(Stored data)
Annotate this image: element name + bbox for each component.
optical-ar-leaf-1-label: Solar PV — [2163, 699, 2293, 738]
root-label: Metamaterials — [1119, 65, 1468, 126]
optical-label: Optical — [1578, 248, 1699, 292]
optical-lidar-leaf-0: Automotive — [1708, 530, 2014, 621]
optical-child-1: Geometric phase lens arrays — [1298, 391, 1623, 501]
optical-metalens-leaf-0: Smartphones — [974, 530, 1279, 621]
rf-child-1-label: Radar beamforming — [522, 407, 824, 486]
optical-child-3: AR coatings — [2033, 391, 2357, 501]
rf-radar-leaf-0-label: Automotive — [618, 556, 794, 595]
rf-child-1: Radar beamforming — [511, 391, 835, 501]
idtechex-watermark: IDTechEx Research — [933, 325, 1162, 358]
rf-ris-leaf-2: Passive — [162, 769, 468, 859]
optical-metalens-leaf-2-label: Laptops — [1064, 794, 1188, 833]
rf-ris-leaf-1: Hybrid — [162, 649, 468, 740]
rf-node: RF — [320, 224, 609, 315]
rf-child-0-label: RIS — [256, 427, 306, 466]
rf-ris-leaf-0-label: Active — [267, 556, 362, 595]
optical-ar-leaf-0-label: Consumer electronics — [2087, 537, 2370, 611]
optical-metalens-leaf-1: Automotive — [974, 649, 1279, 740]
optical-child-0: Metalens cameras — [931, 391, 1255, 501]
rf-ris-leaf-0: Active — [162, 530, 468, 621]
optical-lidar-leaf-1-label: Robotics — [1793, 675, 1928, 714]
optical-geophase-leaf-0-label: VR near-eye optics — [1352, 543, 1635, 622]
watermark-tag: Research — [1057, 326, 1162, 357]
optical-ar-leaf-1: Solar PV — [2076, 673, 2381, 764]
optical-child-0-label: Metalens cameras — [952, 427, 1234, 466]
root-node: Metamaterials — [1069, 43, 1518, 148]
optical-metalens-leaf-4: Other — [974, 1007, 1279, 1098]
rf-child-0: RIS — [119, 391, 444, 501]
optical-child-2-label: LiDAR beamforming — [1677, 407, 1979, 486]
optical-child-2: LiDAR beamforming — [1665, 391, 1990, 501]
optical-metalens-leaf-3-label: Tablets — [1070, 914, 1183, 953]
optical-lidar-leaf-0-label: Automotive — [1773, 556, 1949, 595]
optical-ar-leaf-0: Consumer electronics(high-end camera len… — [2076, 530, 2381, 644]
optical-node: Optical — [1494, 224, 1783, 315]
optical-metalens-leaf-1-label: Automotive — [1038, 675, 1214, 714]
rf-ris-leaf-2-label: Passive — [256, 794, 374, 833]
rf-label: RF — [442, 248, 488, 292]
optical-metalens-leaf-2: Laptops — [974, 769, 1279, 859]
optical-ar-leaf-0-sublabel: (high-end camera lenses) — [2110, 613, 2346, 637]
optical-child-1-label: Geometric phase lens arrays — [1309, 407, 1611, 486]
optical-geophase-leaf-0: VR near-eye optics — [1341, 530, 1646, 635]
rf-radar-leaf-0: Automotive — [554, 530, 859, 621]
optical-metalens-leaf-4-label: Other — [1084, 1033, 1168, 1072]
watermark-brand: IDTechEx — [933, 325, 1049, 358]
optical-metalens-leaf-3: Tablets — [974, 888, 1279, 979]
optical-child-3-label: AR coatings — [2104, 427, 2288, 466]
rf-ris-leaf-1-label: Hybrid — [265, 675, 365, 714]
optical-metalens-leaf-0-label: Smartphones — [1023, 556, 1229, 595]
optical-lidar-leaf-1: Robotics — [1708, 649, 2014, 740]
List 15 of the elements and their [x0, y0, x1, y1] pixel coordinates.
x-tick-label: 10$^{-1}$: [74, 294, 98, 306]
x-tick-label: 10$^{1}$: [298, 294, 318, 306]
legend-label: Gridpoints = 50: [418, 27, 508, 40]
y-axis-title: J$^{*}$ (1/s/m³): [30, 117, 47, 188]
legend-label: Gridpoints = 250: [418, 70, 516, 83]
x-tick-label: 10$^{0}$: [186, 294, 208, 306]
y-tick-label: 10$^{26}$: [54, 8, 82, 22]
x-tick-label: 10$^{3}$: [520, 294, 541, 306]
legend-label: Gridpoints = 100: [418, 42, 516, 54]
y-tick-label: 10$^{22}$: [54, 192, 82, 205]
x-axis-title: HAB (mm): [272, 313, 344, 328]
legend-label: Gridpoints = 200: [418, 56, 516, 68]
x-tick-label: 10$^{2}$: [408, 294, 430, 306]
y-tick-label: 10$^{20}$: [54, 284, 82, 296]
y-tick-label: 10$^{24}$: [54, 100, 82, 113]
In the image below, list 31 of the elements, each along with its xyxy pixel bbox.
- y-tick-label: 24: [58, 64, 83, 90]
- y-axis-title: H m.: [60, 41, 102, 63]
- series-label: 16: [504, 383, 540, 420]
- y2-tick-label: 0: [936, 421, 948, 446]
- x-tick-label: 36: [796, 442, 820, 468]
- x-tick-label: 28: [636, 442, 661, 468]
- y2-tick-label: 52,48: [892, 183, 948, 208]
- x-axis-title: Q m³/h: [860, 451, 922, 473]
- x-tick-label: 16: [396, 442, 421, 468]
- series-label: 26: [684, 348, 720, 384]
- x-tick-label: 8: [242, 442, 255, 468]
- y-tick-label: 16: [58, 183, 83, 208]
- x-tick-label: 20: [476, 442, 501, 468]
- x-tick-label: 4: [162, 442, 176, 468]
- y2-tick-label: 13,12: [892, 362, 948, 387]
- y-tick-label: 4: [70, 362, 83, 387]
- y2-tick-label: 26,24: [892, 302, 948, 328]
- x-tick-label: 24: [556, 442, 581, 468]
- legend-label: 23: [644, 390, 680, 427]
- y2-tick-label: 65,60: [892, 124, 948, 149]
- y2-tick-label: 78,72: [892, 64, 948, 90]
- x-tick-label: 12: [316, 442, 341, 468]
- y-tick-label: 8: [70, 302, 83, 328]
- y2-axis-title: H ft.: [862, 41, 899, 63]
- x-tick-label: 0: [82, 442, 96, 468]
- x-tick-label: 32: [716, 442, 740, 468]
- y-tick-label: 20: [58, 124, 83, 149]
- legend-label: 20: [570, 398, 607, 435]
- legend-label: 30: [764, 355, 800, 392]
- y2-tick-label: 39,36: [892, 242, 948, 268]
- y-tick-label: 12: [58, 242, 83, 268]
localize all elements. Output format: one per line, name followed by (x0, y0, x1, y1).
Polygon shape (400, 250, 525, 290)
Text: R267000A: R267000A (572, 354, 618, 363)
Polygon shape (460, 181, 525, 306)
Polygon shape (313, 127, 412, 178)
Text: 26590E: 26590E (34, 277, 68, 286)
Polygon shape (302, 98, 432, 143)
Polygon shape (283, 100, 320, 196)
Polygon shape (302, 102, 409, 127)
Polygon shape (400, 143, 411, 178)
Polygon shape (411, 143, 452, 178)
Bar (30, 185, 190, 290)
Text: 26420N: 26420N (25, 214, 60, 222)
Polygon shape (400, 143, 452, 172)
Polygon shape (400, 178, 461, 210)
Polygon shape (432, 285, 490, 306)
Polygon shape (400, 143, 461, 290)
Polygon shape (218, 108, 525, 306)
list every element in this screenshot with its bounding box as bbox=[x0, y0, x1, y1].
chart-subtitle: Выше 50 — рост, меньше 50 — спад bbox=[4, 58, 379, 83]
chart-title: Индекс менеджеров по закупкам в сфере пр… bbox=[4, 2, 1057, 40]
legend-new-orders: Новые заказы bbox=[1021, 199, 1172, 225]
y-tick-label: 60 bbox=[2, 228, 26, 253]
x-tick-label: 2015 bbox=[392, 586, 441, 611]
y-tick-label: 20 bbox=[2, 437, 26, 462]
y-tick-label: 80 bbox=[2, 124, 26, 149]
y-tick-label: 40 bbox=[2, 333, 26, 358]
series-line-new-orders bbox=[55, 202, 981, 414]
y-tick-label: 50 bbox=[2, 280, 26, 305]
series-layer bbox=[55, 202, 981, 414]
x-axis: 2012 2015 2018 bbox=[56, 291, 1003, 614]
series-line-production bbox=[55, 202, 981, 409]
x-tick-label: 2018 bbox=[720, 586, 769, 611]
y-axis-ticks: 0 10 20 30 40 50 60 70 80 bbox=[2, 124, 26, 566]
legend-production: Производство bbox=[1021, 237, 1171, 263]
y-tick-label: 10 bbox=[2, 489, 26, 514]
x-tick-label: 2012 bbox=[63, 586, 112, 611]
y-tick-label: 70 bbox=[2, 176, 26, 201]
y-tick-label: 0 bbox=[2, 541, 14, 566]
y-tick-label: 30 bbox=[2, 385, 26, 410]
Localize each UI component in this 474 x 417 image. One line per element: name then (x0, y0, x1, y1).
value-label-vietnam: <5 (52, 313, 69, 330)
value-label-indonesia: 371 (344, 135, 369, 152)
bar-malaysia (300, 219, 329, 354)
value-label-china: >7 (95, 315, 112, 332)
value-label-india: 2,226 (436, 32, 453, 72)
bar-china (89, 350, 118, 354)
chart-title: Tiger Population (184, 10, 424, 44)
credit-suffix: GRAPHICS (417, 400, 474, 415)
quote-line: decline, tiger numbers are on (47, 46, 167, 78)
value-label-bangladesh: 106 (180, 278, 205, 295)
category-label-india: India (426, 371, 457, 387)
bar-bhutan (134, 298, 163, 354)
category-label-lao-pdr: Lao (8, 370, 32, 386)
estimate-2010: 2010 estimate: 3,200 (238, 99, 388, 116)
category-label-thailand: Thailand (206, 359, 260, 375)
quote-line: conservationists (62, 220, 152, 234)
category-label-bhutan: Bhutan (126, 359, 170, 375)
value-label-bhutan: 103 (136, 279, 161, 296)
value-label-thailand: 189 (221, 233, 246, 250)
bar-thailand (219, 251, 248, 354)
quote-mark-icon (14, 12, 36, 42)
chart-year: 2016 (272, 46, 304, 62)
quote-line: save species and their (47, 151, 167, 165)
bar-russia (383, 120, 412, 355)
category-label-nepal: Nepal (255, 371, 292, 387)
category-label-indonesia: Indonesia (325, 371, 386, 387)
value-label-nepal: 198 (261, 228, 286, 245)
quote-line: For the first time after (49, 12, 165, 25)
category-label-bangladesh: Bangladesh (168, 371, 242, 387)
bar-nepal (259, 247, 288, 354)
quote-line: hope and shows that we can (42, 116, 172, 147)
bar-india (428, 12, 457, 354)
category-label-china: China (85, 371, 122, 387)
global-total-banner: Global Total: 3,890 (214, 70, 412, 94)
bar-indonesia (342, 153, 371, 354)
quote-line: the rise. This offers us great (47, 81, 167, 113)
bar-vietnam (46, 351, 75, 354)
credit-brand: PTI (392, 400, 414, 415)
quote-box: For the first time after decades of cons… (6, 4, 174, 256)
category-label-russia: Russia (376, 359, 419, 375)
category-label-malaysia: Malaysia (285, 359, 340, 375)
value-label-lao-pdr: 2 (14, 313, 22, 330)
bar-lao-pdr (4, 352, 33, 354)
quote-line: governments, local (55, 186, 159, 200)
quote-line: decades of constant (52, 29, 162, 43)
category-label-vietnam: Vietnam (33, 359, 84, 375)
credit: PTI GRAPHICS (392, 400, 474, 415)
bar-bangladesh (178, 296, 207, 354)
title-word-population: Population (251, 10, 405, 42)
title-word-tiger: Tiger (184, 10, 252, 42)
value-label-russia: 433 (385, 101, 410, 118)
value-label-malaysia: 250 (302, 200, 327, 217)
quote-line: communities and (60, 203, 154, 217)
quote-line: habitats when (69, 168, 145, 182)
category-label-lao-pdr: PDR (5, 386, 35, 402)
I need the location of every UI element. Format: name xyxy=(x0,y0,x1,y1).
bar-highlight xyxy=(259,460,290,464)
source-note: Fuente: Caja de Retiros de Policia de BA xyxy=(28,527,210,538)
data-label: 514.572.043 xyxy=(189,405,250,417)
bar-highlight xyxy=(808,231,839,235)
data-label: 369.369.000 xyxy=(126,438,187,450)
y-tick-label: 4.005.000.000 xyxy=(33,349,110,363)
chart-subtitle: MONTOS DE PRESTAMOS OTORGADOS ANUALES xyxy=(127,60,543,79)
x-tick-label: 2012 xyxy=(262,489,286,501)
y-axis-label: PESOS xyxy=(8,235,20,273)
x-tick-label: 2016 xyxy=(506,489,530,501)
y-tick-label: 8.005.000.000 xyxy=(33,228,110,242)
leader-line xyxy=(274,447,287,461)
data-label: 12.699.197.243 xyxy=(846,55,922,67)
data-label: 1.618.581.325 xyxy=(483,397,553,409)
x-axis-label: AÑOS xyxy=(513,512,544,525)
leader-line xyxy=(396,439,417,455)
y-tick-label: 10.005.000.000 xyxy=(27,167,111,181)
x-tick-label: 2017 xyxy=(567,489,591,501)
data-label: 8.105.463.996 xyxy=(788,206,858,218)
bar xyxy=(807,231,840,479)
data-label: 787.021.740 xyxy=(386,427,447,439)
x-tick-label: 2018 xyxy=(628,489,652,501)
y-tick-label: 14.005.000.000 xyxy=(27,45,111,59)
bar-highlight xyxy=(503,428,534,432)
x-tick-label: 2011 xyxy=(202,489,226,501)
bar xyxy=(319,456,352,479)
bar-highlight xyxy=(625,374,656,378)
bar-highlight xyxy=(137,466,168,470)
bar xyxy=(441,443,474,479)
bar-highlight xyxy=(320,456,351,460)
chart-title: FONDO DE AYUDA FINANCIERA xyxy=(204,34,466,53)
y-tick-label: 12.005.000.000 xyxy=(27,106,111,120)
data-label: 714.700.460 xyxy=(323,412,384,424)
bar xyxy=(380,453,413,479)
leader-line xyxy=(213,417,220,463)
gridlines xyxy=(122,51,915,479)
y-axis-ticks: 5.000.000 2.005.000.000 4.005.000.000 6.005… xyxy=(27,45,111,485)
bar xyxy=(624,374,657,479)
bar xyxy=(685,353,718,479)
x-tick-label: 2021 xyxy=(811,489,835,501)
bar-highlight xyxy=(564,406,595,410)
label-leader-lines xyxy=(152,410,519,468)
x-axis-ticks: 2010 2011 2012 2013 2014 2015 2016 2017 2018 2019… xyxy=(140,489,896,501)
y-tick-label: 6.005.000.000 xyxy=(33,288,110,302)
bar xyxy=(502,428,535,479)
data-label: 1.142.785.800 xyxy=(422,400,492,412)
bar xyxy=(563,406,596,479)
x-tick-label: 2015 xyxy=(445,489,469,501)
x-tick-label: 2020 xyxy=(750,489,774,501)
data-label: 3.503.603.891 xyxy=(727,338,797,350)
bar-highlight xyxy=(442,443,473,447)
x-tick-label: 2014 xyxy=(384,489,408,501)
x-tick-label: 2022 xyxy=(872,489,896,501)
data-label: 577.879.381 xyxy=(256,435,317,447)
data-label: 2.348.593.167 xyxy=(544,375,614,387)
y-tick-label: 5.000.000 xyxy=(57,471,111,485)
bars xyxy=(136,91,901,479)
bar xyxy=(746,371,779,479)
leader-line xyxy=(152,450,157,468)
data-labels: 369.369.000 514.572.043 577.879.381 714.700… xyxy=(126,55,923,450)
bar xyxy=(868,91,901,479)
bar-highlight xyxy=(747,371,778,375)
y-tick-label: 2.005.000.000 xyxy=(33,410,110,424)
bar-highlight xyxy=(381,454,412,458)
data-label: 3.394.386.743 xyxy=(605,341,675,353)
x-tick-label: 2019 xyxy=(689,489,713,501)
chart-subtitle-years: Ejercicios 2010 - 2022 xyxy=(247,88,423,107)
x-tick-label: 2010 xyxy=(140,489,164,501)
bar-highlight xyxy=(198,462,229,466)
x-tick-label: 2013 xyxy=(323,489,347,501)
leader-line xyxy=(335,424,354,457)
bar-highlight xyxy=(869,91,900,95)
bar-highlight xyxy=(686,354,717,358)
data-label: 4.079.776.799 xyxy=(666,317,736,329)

- [Directions]: Give every row from the beginning of the stored data through the line containing "optical-child-3: AR coatings", inclusive, as a numbered list with blank lines dropped.

- [Task answer]:
1. Annotate this image: element name + bbox for each component.
2. optical-ar-leaf-1-label: Solar PV — [2163, 699, 2293, 738]
3. root-label: Metamaterials — [1119, 65, 1468, 126]
4. optical-label: Optical — [1578, 248, 1699, 292]
5. optical-lidar-leaf-0: Automotive — [1708, 530, 2014, 621]
6. optical-child-1: Geometric phase lens arrays — [1298, 391, 1623, 501]
7. optical-metalens-leaf-0: Smartphones — [974, 530, 1279, 621]
8. rf-child-1-label: Radar beamforming — [522, 407, 824, 486]
9. optical-child-3: AR coatings — [2033, 391, 2357, 501]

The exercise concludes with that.